▸ **EXTRAIT À LIRE**
La bonne situation économique actuelle du pays participe du sentiment de confiance qui domine au sein de l’exécutif polonais. En 2016, le pays a connu une croissance de 2,8 % et le chômage y est aujourd’hui sous la barre des 5 %. Ces bons résultats économiques, ainsi que les déclarations accusatoires de certaines capitales européennes et des institutions bruxelloises, renforcent le soutien de l’opinion publique au gouvernement. Selon un sondage de l’Institut CBOS réalisé en août 2017, près de 51 % des polonais se disent satisfaits de la performance du gouvernement actuel. En cas d’élections, le parti "Droit et Justice" (Prawo i Sprawiedliwość, PiS) obtiendrait aujourd’hui 40 % des voix, un résultat supérieur à celui réalisé en 2015.

Au mois d’octobre prochain, les ministres du travail des vingt-huit Etats membres se réuniront à Bruxelles pour statuer sur la possible révision de la directive sur les travailleurs détachés. Emmanuel Macron a fait de cette réforme sa première bataille politique européenne. En raison du grand nombre de travailleurs détachés polonais au sein du marché intérieur, Varsovie pèse de tout son poids pour s’opposer à cette réforme. Rien ne doit être fait qui puisse, selon elle, ressembler à une quelconque égalisation fiscale. Cette controverse entre les deux capitales risque de s’accentuer au cours des prochaines semaines et il est impossible de prédire aujourd’hui qui obtiendra gain de cause.

Malgré le discours souverainiste et eurosceptique du gouvernement, les élites polonaises savent que leur destin est d’être membre de l’UE. De 2004, date de son adhésion, jusqu’au retour au pouvoir du parti "Droit et Justice" en 2015, la Pologne a défendu une ligne politique pro-européenne. La contestation du projet européen ne fait donc pas partie du discours traditionnel du pays. De plus, le gouvernement actuel paraît désemparé par le front uni qu’offrent l’UE et les Etats membres dans leur négociation avec le Royaume-Uni. Le gouvernement polonais aurait préféré que le Brexit ait un impact déstabilisateur sur la cohésion de l’UE. Tel n’a pas été le cas. L’UE est actuellement plus forte qu’elle ne l’était à la veille du référendum britannique et cela contrecarre les plans de Varsovie.

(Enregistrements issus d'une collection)

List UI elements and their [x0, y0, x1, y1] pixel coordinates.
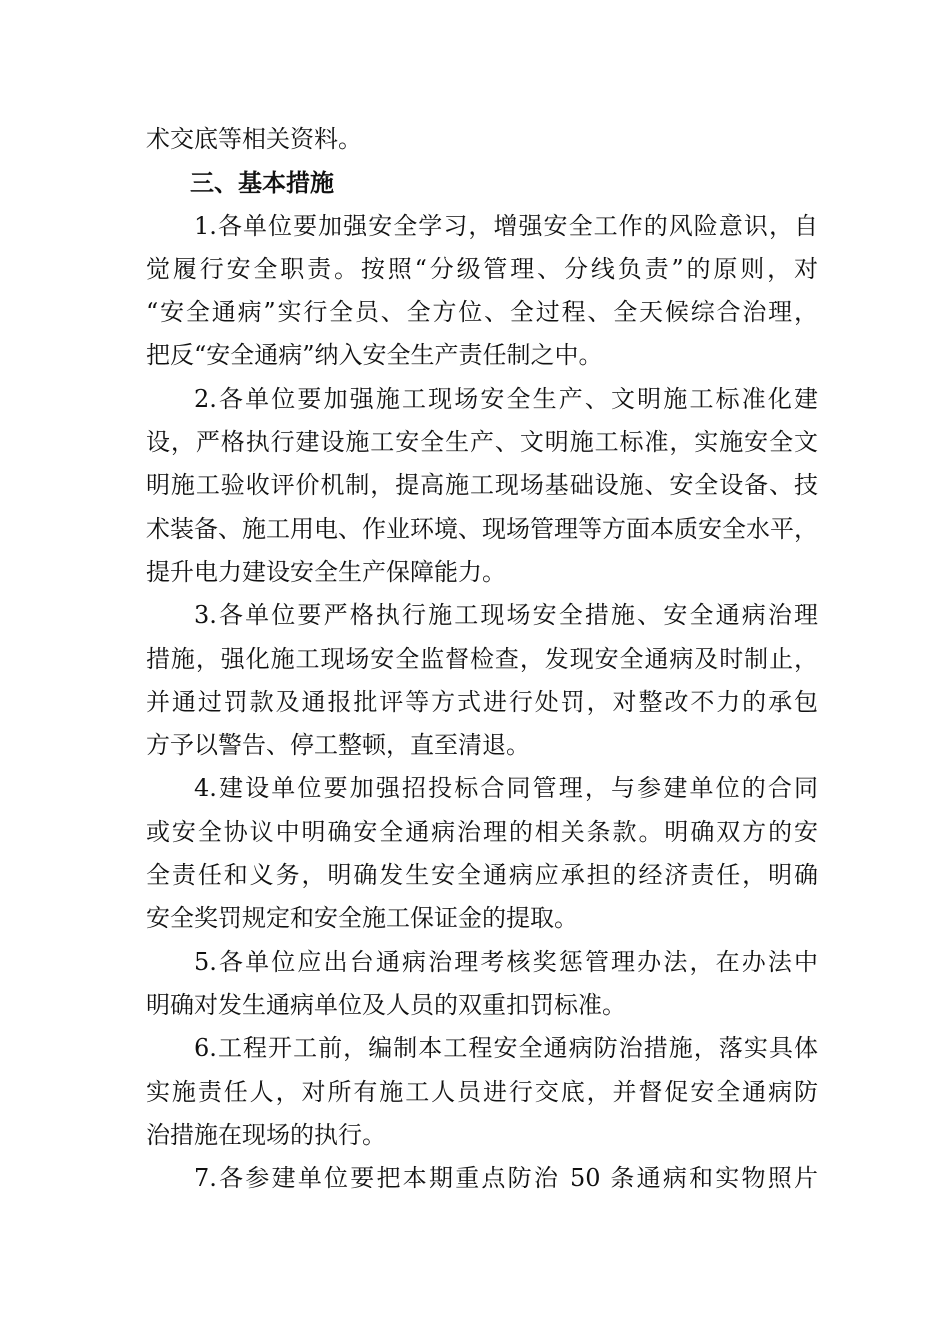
text-line: 4.建设单位要加强招投标合同管理，与参建单位的合同 [194, 774, 818, 803]
section-heading: 三、基本措施 [190, 168, 334, 198]
text-line: 提升电力建设安全生产保障能力。 [146, 557, 506, 586]
text-line: 或安全协议中明确安全通病治理的相关条款。明确双方的安 [146, 817, 818, 846]
text-line: 1.各单位要加强安全学习，增强安全工作的风险意识，自 [194, 211, 818, 240]
text-line: 2.各单位要加强施工现场安全生产、文明施工标准化建 [194, 384, 818, 413]
text-line: 觉履行安全职责。按照“分级管理、分线负责”的原则，对 [146, 254, 818, 283]
text-line: 措施，强化施工现场安全监督检查，发现安全通病及时制止， [146, 644, 818, 673]
text-line: 全责任和义务，明确发生安全通病应承担的经济责任，明确 [146, 861, 818, 890]
text-line: 7.各参建单位要把本期重点防治 50 条通病和实物照片 [194, 1164, 818, 1193]
text-line: 实施责任人，对所有施工人员进行交底，并督促安全通病防 [146, 1077, 818, 1106]
text-line: 3.各单位要严格执行施工现场安全措施、安全通病治理 [194, 601, 818, 630]
text-line: 安全奖罚规定和安全施工保证金的提取。 [146, 904, 578, 933]
text-line: “安全通病”实行全员、全方位、全过程、全天候综合治理， [146, 298, 818, 327]
text-line: 把反“安全通病”纳入安全生产责任制之中。 [146, 341, 603, 370]
text-line: 术装备、施工用电、作业环境、现场管理等方面本质安全水平， [146, 514, 818, 543]
document-body [146, 118, 818, 1200]
text-line: 明施工验收评价机制，提高施工现场基础设施、安全设备、技 [146, 471, 818, 500]
text-line: 6.工程开工前，编制本工程安全通病防治措施，落实具体 [194, 1034, 818, 1063]
text-line: 5.各单位应出台通病治理考核奖惩管理办法，在办法中 [194, 947, 818, 976]
text-line: 并通过罚款及通报批评等方式进行处罚，对整改不力的承包 [146, 687, 818, 716]
text-line: 术交底等相关资料。 [146, 125, 362, 153]
text-line: 设，严格执行建设施工安全生产、文明施工标准，实施安全文 [146, 428, 818, 457]
text-line: 明确对发生通病单位及人员的双重扣罚标准。 [146, 990, 626, 1019]
text-line: 方予以警告、停工整顿，直至清退。 [146, 731, 530, 760]
text-line: 治措施在现场的执行。 [146, 1120, 386, 1149]
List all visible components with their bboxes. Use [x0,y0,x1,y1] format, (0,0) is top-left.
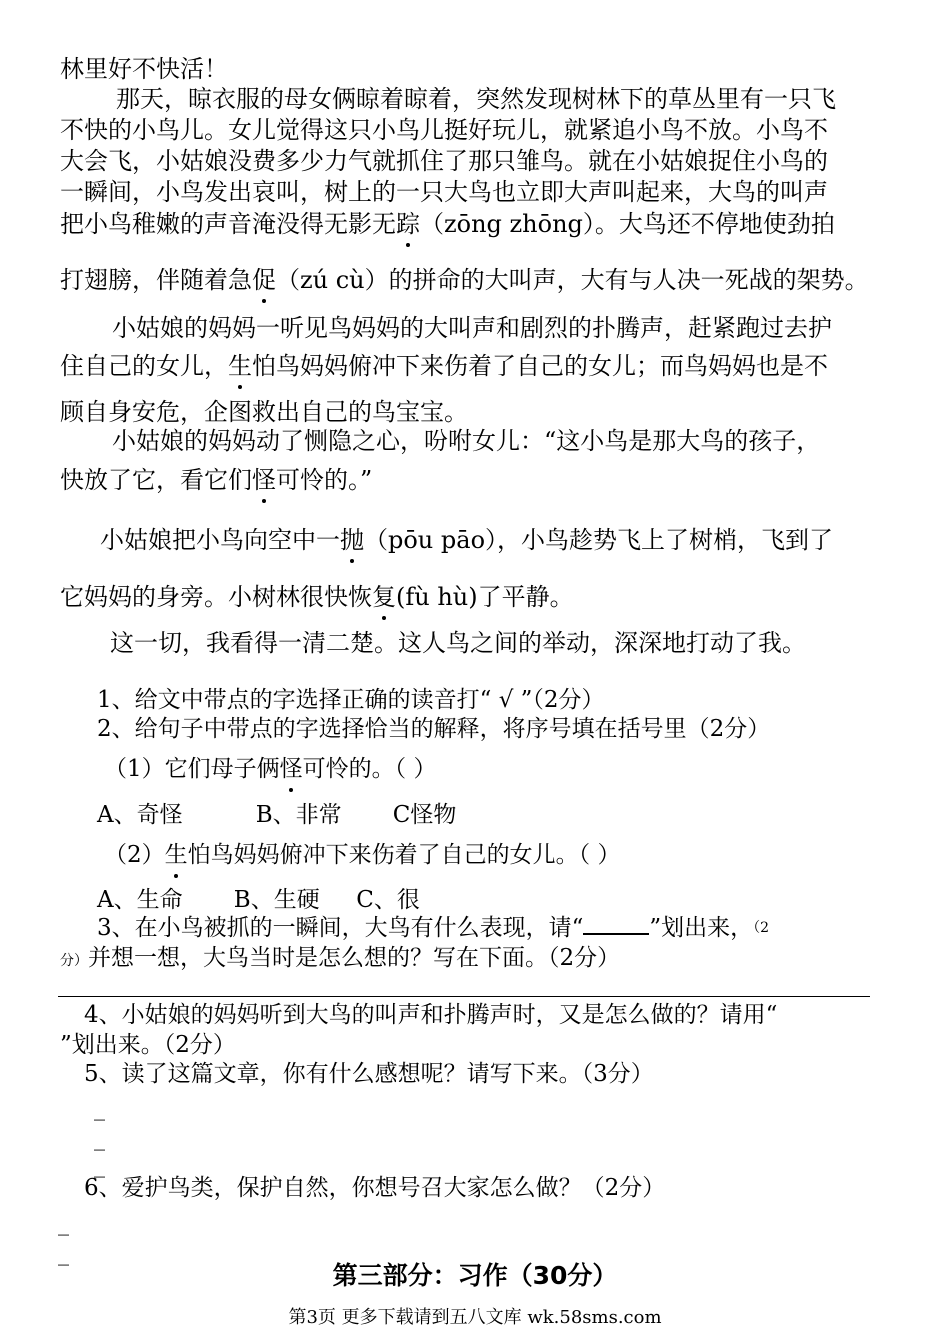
dotted-char: 促 [252,266,276,294]
passage-text: （zōng zhōng）。大鸟还不停地使劲拍 [420,210,835,238]
question-2: 2、给句子中带点的字选择恰当的解释，将序号填在括号里（2分） [97,716,771,742]
passage-line-4: 大会飞，小姑娘没费多少力气就抓住了那只雏鸟。就在小姑娘捉住小鸟的 [60,147,828,175]
page-footer: 第3页 更多下载请到五八文库 wk.58sms.com [288,1307,662,1328]
passage-line-6 [60,209,835,239]
section-heading: 第三部分：习作（30分） [332,1261,618,1290]
passage-text: 小姑娘把小鸟向空中一 [100,526,340,554]
question-3-cont [60,943,620,976]
answer-dash: _ [58,1211,69,1236]
dotted-char: 抛 [340,526,364,554]
question-2-2-options: A、生命 B、生硬 C、很 [97,887,420,913]
question-4-cont: ”划出来。（2分） [60,1032,236,1058]
passage-text: 怕鸟妈妈俯冲下来伤着了自己的女儿；而鸟妈妈也是不 [252,352,828,380]
passage-text: （zú cù）的拼命的大叫声，大有与人决一死战的架势。 [276,266,869,294]
score-note: 分） [60,953,88,969]
question-text: 并想一想，大鸟当时是怎么想的？写在下面。（2分） [88,945,621,971]
score-note: （2 [753,920,770,936]
dotted-char: 生 [228,352,252,380]
passage-line-1: 林里好不快活！ [60,55,228,83]
passage-text: 打翅膀，伴随着急 [60,266,252,294]
dotted-char: 踪 [396,210,420,238]
passage-line-7 [60,265,869,295]
passage-line-12 [60,465,372,495]
question-text: 怕鸟妈妈俯冲下来伤着了自己的女儿。（ ） [187,842,621,868]
question-2-1 [104,754,436,784]
passage-line-14 [60,582,574,612]
question-3 [97,913,769,943]
underline-marker [583,913,649,935]
answer-dash: _ [94,1153,105,1178]
answer-line [58,996,870,997]
question-text: （2） [104,842,165,868]
passage-text: 快放了它，看它们 [60,466,252,494]
passage-text: （pōu pāo），小鸟趁势飞上了树梢，飞到了 [364,526,834,554]
passage-line-10: 顾自身安危，企图救出自己的鸟宝宝。 [60,398,468,426]
dotted-char: 生 [164,842,188,868]
dotted-char: 怪 [279,756,303,782]
question-text: （1）它们母子俩 [104,756,280,782]
passage-line-8: 小姑娘的妈妈一听见鸟妈妈的大叫声和剧烈的扑腾声，赶紧跑过去护 [112,314,832,342]
question-2-2 [104,840,620,870]
question-5: 5、读了这篇文章，你有什么感想呢？请写下来。（3分） [84,1061,654,1087]
question-4: 4、小姑娘的妈妈听到大鸟的叫声和扑腾声时，又是怎么做的？请用“ [84,1002,778,1028]
passage-text: 住自己的女儿， [60,352,228,380]
passage-line-2: 那天，晾衣服的母女俩晾着晾着，突然发现树林下的草丛里有一只飞 [116,85,836,113]
passage-line-15: 这一切，我看得一清二楚。这人鸟之间的举动，深深地打动了我。 [110,629,806,657]
passage-text: 可怜的。” [276,466,373,494]
question-6: 6、爱护鸟类，保护自然，你想号召大家怎么做？（2分） [84,1175,666,1201]
question-1: 1、给文中带点的字选择正确的读音打“ √ ”（2分） [97,687,605,713]
passage-line-13 [100,525,833,555]
answer-dash: _ [58,1241,69,1266]
question-text: 可怜的。（ ） [302,756,437,782]
answer-dash: _ [94,1096,105,1121]
passage-line-11: 小姑娘的妈妈动了恻隐之心，吩咐女儿：“这小鸟是那大鸟的孩子， [112,427,821,455]
passage-text: 它妈妈的身旁。小树林很快恢 [60,583,372,611]
dotted-char: 复 [372,583,396,611]
question-text: ”划出来， [649,915,754,941]
question-text: 3、在小鸟被抓的一瞬间，大鸟有什么表现，请“ [97,915,584,941]
passage-text: (fù hù)了平静。 [396,583,574,611]
passage-line-5: 一瞬间，小鸟发出哀叫，树上的一只大鸟也立即大声叫起来，大鸟的叫声 [60,178,828,206]
answer-dash: _ [94,1126,105,1151]
passage-text: 把小鸟稚嫩的声音淹没得无影无 [60,210,396,238]
question-2-1-options: A、奇怪 B、非常 C怪物 [97,802,457,828]
passage-line-3: 不快的小鸟儿。女儿觉得这只小鸟儿挺好玩儿，就紧追小鸟不放。小鸟不 [60,116,828,144]
dotted-char: 怪 [252,466,276,494]
passage-line-9 [60,351,828,381]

▸ **CONSIGNE DONNÉE A**
D'après l'extrait, quel taux de croissance la Pologne a-t-elle connu en 2016 ?
▸ **CONSIGNE DONNÉE B**
Citez fidèlement le passage de l'extrait qui commence par « La bonne situation » et se termine par « réalisé en 2015. ».
▸ **CONSIGNE DONNÉE C**
Traduisez en anglais cette phrase de l'extrait : « Emmanuel Macron a fait de cette réforme sa première bataille politique européenne. »

▸ **RÉPONSE RÉDIGÉE A**
2,8 %.

▸ **RÉPONSE RÉDIGÉE B**
La bonne situation économique actuelle du pays participe du sentiment de confiance qui domine au sein de l’exécutif polonais. En 2016, le pays a connu une croissance de 2,8 % et le chômage y est aujourd’hui sous la barre des 5 %. Ces bons résultats économiques, ainsi que les déclarations accusatoires de certaines capitales européennes et des institutions bruxelloises, renforcent le soutien de l’opinion publique au gouvernement. Selon un sondage de l’Institut CBOS réalisé en août 2017, près de 51 % des polonais se disent satisfaits de la performance du gouvernement actuel. En cas d’élections, le parti "Droit et Justice" (Prawo i Sprawiedliwość, PiS) obtiendrait aujourd’hui 40 % des voix, un résultat supérieur à celui réalisé en 2015.

▸ **RÉPONSE RÉDIGÉE C**
Emmanuel Macron has made this reform his first European political battle.